— Start of Extracted entries —
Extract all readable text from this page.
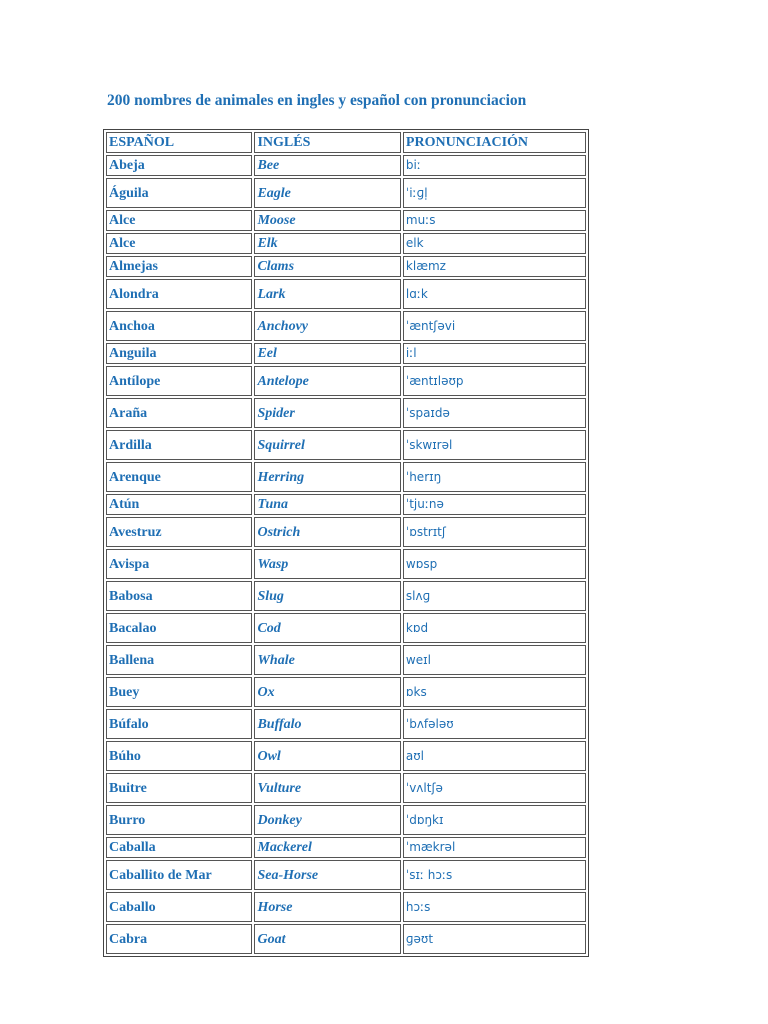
200 nombres de animales en ingles y español con pronunciacion
ESPAÑOL	INGLÉS	PRONUNCIACIÓN
Abeja	Bee	biː
Águila	Eagle	ˈiːɡl̩
Alce	Moose	muːs
Alce	Elk	elk
Almejas	Clams	klæmz
Alondra	Lark	lɑːk
Anchoa	Anchovy	ˈæntʃəvi
Anguila	Eel	iːl
Antílope	Antelope	ˈæntɪləʊp
Araña	Spider	ˈspaɪdə
Ardilla	Squirrel	ˈskwɪrəl
Arenque	Herring	ˈherɪŋ
Atún	Tuna	ˈtjuːnə
Avestruz	Ostrich	ˈɒstrɪtʃ
Avispa	Wasp	wɒsp
Babosa	Slug	slʌɡ
Bacalao	Cod	kɒd
Ballena	Whale	weɪl
Buey	Ox	ɒks
Búfalo	Buffalo	ˈbʌfələʊ
Búho	Owl	aʊl
Buitre	Vulture	ˈvʌltʃə
Burro	Donkey	ˈdɒŋkɪ
Caballa	Mackerel	ˈmækrəl
Caballito de Mar	Sea-Horse	ˈsɪː hɔːs
Caballo	Horse	hɔːs
Cabra	Goat	ɡəʊt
— End of Extracted entries —
* Written exercise *
Quote all of the entries word for word, omitting any pictures.

* Reply to the exercise *
Extract all readable text from this page.
200 nombres de animales en ingles y español con pronunciacion
ESPAÑOL	INGLÉS	PRONUNCIACIÓN
Abeja	Bee	biː
Águila	Eagle	ˈiːɡl̩
Alce	Moose	muːs
Alce	Elk	elk
Almejas	Clams	klæmz
Alondra	Lark	lɑːk
Anchoa	Anchovy	ˈæntʃəvi
Anguila	Eel	iːl
Antílope	Antelope	ˈæntɪləʊp
Araña	Spider	ˈspaɪdə
Ardilla	Squirrel	ˈskwɪrəl
Arenque	Herring	ˈherɪŋ
Atún	Tuna	ˈtjuːnə
Avestruz	Ostrich	ˈɒstrɪtʃ
Avispa	Wasp	wɒsp
Babosa	Slug	slʌɡ
Bacalao	Cod	kɒd
Ballena	Whale	weɪl
Buey	Ox	ɒks
Búfalo	Buffalo	ˈbʌfələʊ
Búho	Owl	aʊl
Buitre	Vulture	ˈvʌltʃə
Burro	Donkey	ˈdɒŋkɪ
Caballa	Mackerel	ˈmækrəl
Caballito de Mar	Sea-Horse	ˈsɪː hɔːs
Caballo	Horse	hɔːs
Cabra	Goat	ɡəʊt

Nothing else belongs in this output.